[Saved entries]
╭──
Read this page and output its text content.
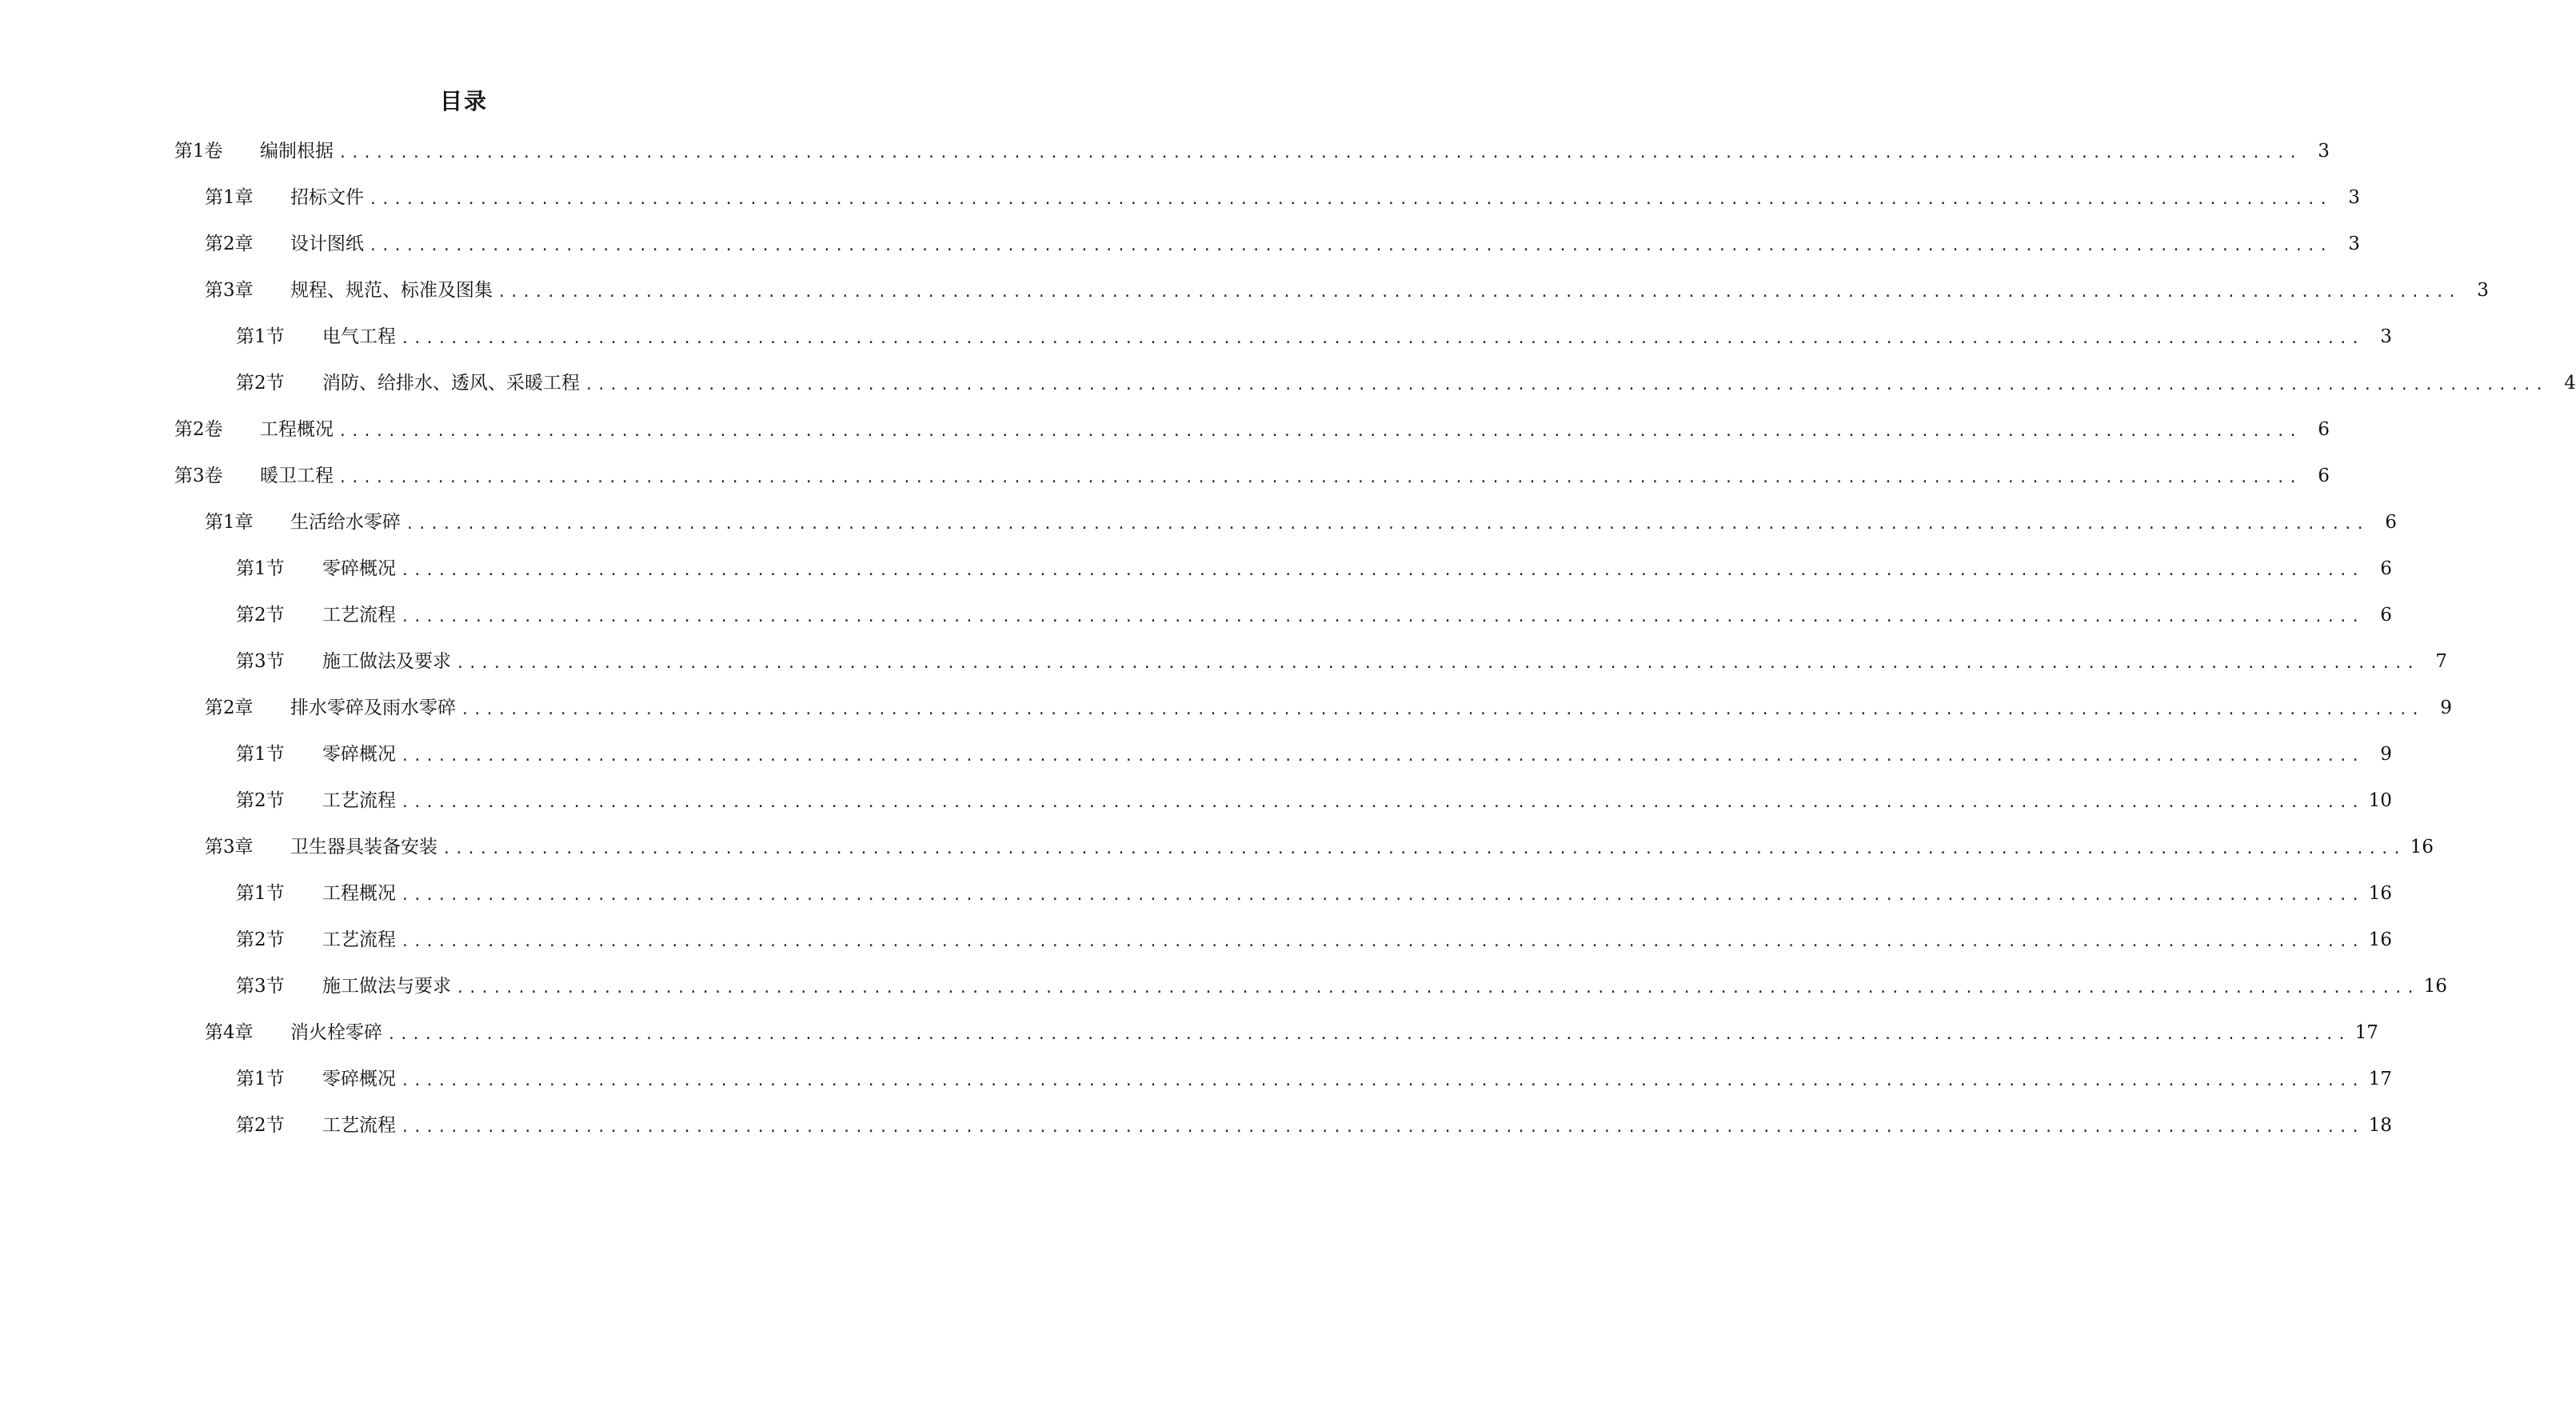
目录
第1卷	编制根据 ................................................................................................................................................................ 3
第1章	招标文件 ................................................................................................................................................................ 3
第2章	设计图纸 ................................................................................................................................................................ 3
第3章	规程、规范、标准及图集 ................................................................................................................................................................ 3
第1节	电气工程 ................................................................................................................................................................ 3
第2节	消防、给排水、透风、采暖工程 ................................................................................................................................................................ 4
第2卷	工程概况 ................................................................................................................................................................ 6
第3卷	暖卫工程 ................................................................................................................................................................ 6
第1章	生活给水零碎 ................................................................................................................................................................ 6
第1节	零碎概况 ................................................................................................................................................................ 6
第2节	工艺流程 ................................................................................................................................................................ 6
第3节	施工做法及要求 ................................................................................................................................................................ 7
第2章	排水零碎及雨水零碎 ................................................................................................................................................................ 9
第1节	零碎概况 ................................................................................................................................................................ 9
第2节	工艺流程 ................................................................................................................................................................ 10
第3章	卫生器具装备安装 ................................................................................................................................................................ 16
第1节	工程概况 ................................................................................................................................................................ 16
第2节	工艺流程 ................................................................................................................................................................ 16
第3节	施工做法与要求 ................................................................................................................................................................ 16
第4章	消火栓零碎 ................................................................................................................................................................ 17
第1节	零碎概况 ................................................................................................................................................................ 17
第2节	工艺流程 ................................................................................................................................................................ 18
╰──
→ **Task to carry out**: Scan the entries above. Copy each line that has the string "工艺流程".

→ **Output below**:
第2节	工艺流程 ................................................................................................................................................................ 6
第2节	工艺流程 ................................................................................................................................................................ 10
第2节	工艺流程 ................................................................................................................................................................ 16
第2节	工艺流程 ................................................................................................................................................................ 18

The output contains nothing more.